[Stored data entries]
--- Begin ---
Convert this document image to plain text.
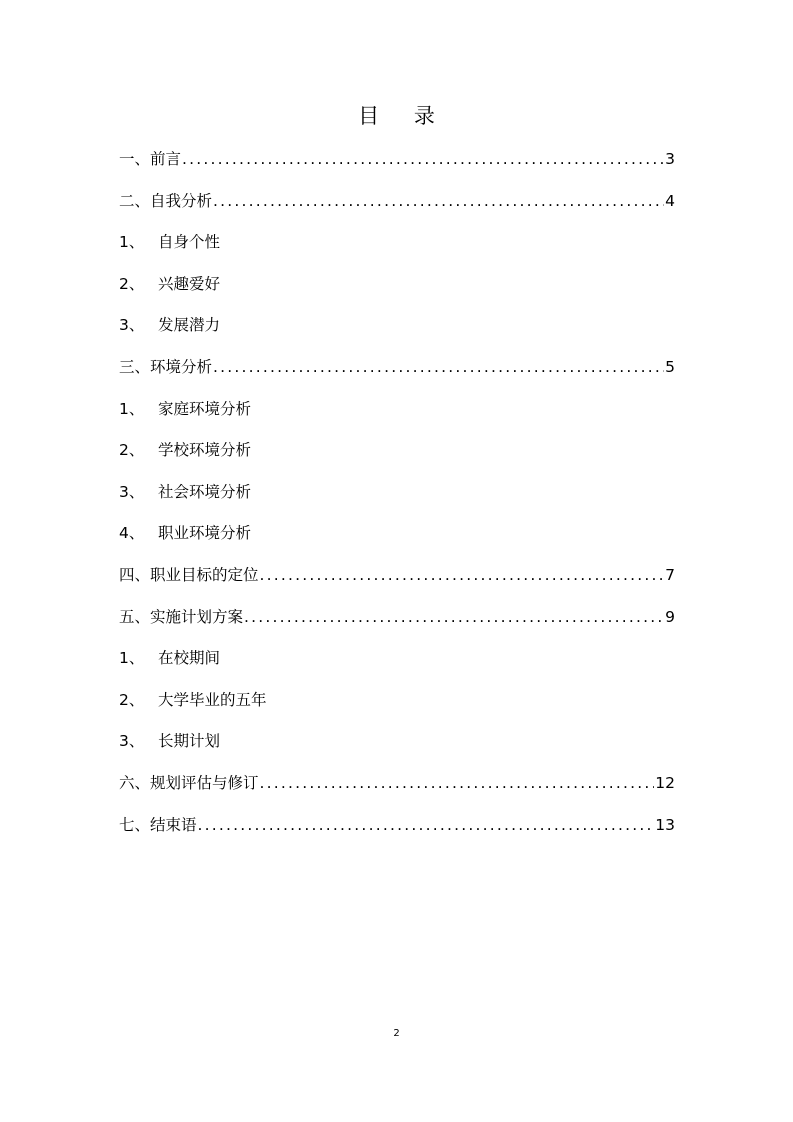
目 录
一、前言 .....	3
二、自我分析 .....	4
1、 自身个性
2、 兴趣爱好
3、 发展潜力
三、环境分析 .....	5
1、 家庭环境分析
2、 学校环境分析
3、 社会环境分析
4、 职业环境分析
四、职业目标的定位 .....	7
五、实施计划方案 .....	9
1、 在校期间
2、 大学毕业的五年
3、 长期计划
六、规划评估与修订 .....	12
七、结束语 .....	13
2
--- End ---
--- Begin ---
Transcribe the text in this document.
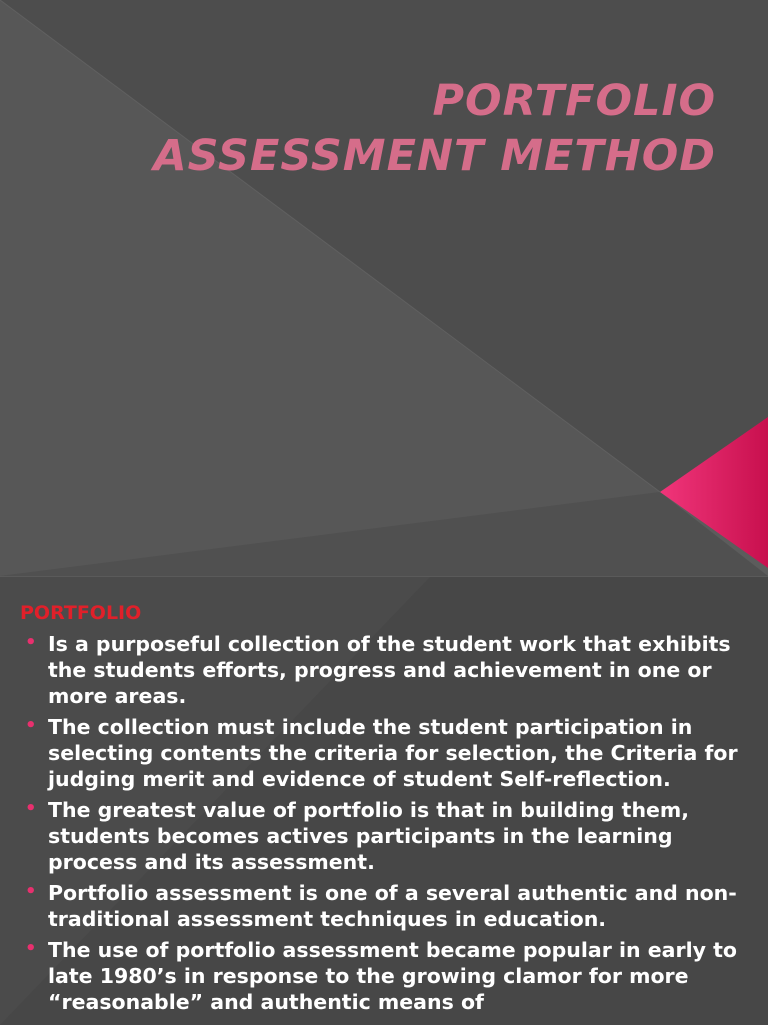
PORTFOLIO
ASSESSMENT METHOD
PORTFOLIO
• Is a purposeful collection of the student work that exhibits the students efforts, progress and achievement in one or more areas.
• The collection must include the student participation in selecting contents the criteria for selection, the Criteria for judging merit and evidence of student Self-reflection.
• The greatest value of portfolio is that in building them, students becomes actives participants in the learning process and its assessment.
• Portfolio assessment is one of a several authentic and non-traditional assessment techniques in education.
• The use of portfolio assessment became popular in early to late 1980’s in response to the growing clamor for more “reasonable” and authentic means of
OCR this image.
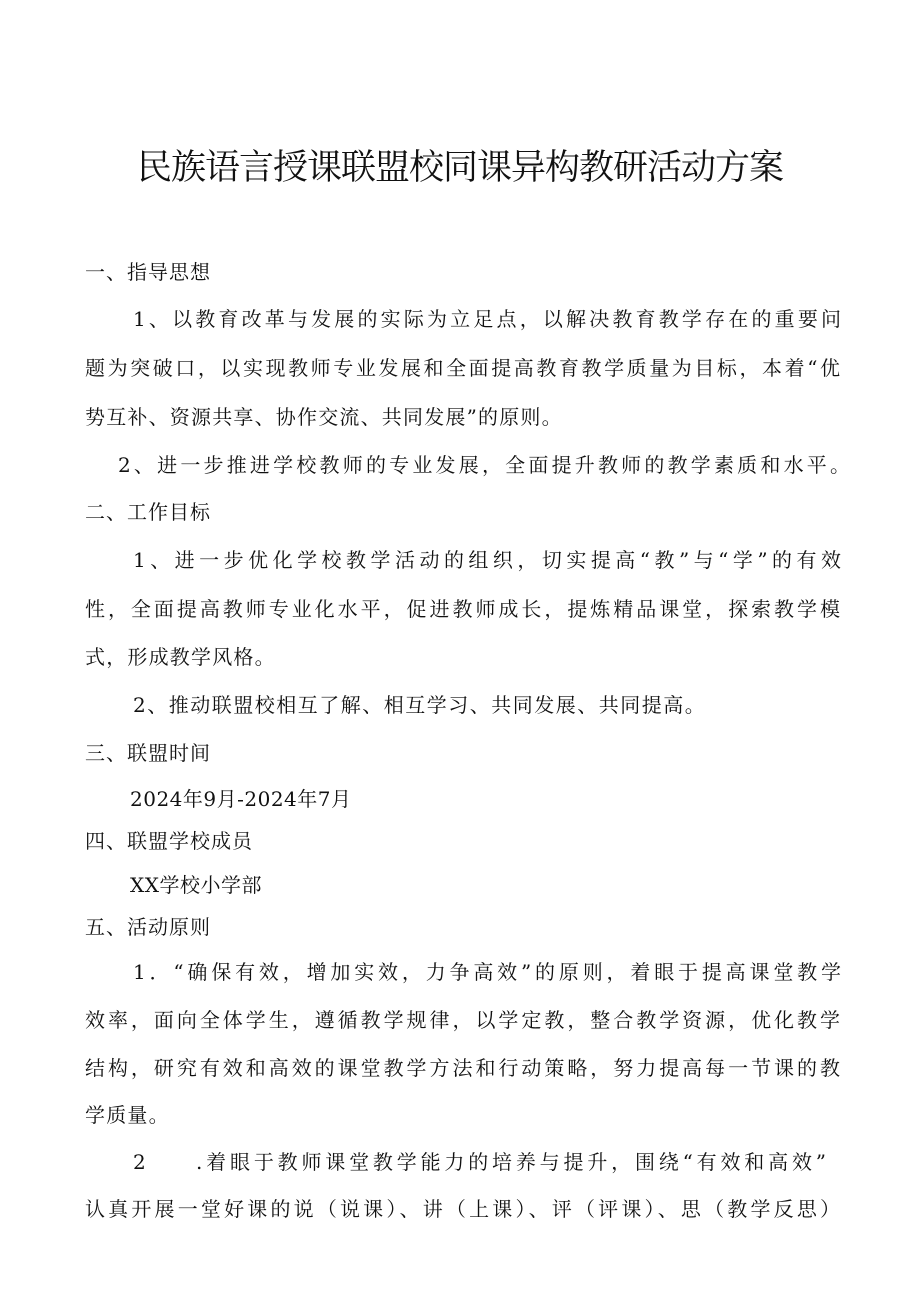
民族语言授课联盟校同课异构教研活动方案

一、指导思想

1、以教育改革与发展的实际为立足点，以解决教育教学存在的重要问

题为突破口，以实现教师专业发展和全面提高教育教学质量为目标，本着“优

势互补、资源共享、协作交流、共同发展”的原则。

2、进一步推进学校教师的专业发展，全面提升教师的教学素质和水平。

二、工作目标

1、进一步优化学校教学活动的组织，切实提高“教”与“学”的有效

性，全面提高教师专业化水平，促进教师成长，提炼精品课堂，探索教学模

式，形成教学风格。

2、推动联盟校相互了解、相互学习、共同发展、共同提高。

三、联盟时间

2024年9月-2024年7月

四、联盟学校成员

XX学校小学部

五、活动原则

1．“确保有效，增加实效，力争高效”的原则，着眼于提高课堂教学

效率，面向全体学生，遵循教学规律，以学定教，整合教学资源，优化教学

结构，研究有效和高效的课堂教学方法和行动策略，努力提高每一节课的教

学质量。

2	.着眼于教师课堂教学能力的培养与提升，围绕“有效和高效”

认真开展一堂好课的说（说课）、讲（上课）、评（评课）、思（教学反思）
--- End ---
> WHAT YOU NEED TO DO
Lines that hold "authentic" are the ones to copy; find all of them.

> EXERCISE ANSWER
• Portfolio assessment is one of a several authentic and non-traditional assessment techniques in education.
• The use of portfolio assessment became popular in early to late 1980’s in response to the growing clamor for more “reasonable” and authentic means of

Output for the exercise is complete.